◆ What to produce
In the data below, swap every "chevron-down-icon" for "caret-down-icon" and give all the lines back with nothing else changed.

◆ Data extract
** START **

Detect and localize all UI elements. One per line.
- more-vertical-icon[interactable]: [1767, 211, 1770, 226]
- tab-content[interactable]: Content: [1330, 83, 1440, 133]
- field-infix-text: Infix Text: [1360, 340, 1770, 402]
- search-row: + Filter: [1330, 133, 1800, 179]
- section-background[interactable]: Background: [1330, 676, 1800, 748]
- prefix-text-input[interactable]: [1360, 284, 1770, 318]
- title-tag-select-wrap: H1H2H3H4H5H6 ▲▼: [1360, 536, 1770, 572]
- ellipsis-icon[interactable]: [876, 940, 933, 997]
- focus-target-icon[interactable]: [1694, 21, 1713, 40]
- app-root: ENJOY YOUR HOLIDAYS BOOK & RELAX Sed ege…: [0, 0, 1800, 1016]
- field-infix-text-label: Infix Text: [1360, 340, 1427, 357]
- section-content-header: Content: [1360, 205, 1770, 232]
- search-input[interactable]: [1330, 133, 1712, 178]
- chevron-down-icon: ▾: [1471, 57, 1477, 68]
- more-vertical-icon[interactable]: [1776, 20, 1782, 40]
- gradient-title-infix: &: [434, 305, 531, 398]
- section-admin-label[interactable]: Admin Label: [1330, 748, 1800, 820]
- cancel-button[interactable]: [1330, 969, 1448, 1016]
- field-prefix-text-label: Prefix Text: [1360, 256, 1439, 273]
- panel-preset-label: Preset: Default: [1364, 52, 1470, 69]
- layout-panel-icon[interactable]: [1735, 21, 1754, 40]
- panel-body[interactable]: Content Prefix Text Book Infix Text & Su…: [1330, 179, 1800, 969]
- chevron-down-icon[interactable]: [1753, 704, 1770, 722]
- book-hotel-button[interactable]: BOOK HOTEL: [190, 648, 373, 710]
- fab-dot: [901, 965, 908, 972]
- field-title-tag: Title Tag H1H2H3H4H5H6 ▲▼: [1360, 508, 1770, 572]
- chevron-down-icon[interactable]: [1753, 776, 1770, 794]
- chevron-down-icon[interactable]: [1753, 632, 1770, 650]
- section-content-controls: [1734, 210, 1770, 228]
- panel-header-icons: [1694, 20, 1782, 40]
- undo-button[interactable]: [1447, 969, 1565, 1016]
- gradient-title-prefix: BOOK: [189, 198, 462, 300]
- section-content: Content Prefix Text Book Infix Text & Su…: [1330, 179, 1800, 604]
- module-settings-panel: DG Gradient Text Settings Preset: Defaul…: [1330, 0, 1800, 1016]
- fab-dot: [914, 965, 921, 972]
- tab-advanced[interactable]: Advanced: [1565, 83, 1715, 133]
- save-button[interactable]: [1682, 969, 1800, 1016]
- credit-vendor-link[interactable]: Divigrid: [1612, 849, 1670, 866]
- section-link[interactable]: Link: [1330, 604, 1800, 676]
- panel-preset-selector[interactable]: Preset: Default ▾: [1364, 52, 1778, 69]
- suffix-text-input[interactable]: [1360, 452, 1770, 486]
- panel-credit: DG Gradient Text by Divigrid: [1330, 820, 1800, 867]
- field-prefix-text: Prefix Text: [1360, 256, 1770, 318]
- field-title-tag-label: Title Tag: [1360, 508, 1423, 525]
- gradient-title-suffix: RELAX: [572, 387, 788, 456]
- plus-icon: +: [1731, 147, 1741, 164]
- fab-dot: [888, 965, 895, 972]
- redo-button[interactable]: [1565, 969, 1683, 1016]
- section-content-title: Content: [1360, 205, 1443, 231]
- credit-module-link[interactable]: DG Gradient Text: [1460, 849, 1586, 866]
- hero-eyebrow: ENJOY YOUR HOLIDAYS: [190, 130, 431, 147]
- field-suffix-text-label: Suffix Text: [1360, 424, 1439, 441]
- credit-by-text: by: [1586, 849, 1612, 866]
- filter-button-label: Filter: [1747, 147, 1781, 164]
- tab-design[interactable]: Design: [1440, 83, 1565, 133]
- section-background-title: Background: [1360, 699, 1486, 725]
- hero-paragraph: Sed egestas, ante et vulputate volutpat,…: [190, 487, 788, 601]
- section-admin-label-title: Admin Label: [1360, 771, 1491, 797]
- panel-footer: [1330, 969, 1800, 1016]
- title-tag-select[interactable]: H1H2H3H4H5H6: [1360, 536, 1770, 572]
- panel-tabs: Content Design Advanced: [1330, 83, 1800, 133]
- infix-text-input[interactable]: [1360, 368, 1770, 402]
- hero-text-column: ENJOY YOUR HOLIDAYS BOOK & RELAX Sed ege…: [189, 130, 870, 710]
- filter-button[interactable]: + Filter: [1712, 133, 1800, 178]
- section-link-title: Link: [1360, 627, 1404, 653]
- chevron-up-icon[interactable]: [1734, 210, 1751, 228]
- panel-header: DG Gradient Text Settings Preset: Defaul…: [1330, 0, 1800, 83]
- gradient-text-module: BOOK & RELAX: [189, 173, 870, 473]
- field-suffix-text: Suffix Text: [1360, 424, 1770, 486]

** END **

◆ Complete response
Detect and localize all UI elements. One per line.
- more-vertical-icon[interactable]: [1767, 211, 1770, 226]
- tab-content[interactable]: Content: [1330, 83, 1440, 133]
- field-infix-text: Infix Text: [1360, 340, 1770, 402]
- search-row: + Filter: [1330, 133, 1800, 179]
- section-background[interactable]: Background: [1330, 676, 1800, 748]
- prefix-text-input[interactable]: [1360, 284, 1770, 318]
- title-tag-select-wrap: H1H2H3H4H5H6 ▲▼: [1360, 536, 1770, 572]
- ellipsis-icon[interactable]: [876, 940, 933, 997]
- focus-target-icon[interactable]: [1694, 21, 1713, 40]
- app-root: ENJOY YOUR HOLIDAYS BOOK & RELAX Sed ege…: [0, 0, 1800, 1016]
- field-infix-text-label: Infix Text: [1360, 340, 1427, 357]
- section-content-header: Content: [1360, 205, 1770, 232]
- search-input[interactable]: [1330, 133, 1712, 178]
- caret-down-icon: ▾: [1471, 57, 1477, 68]
- more-vertical-icon[interactable]: [1776, 20, 1782, 40]
- gradient-title-infix: &: [434, 305, 531, 398]
- section-admin-label[interactable]: Admin Label: [1330, 748, 1800, 820]
- cancel-button[interactable]: [1330, 969, 1448, 1016]
- field-prefix-text-label: Prefix Text: [1360, 256, 1439, 273]
- panel-preset-label: Preset: Default: [1364, 52, 1470, 69]
- layout-panel-icon[interactable]: [1735, 21, 1754, 40]
- panel-body[interactable]: Content Prefix Text Book Infix Text & Su…: [1330, 179, 1800, 969]
- caret-down-icon[interactable]: [1753, 704, 1770, 722]
- book-hotel-button[interactable]: BOOK HOTEL: [190, 648, 373, 710]
- fab-dot: [901, 965, 908, 972]
- field-title-tag: Title Tag H1H2H3H4H5H6 ▲▼: [1360, 508, 1770, 572]
- caret-down-icon[interactable]: [1753, 776, 1770, 794]
- caret-down-icon[interactable]: [1753, 632, 1770, 650]
- section-content-controls: [1734, 210, 1770, 228]
- panel-header-icons: [1694, 20, 1782, 40]
- undo-button[interactable]: [1447, 969, 1565, 1016]
- gradient-title-prefix: BOOK: [189, 198, 462, 300]
- section-content: Content Prefix Text Book Infix Text & Su…: [1330, 179, 1800, 604]
- module-settings-panel: DG Gradient Text Settings Preset: Defaul…: [1330, 0, 1800, 1016]
- fab-dot: [914, 965, 921, 972]
- tab-advanced[interactable]: Advanced: [1565, 83, 1715, 133]
- save-button[interactable]: [1682, 969, 1800, 1016]
- credit-vendor-link[interactable]: Divigrid: [1612, 849, 1670, 866]
- section-link[interactable]: Link: [1330, 604, 1800, 676]
- panel-preset-selector[interactable]: Preset: Default ▾: [1364, 52, 1778, 69]
- suffix-text-input[interactable]: [1360, 452, 1770, 486]
- panel-credit: DG Gradient Text by Divigrid: [1330, 820, 1800, 867]
- field-prefix-text: Prefix Text: [1360, 256, 1770, 318]
- field-title-tag-label: Title Tag: [1360, 508, 1423, 525]
- gradient-title-suffix: RELAX: [572, 387, 788, 456]
- plus-icon: +: [1731, 147, 1741, 164]
- fab-dot: [888, 965, 895, 972]
- redo-button[interactable]: [1565, 969, 1683, 1016]
- section-content-title: Content: [1360, 205, 1443, 231]
- credit-module-link[interactable]: DG Gradient Text: [1460, 849, 1586, 866]
- hero-eyebrow: ENJOY YOUR HOLIDAYS: [190, 130, 431, 147]
- field-suffix-text-label: Suffix Text: [1360, 424, 1439, 441]
- credit-by-text: by: [1586, 849, 1612, 866]
- filter-button-label: Filter: [1747, 147, 1781, 164]
- tab-design[interactable]: Design: [1440, 83, 1565, 133]
- section-background-title: Background: [1360, 699, 1486, 725]
- hero-paragraph: Sed egestas, ante et vulputate volutpat,…: [190, 487, 788, 601]
- section-admin-label-title: Admin Label: [1360, 771, 1491, 797]
- panel-footer: [1330, 969, 1800, 1016]
- title-tag-select[interactable]: H1H2H3H4H5H6: [1360, 536, 1770, 572]
- panel-tabs: Content Design Advanced: [1330, 83, 1800, 133]
- infix-text-input[interactable]: [1360, 368, 1770, 402]
- hero-text-column: ENJOY YOUR HOLIDAYS BOOK & RELAX Sed ege…: [189, 130, 870, 710]
- filter-button[interactable]: + Filter: [1712, 133, 1800, 178]
- section-link-title: Link: [1360, 627, 1404, 653]
- chevron-up-icon[interactable]: [1734, 210, 1751, 228]
- panel-header: DG Gradient Text Settings Preset: Defaul…: [1330, 0, 1800, 83]
- gradient-text-module: BOOK & RELAX: [189, 173, 870, 473]
- field-suffix-text: Suffix Text: [1360, 424, 1770, 486]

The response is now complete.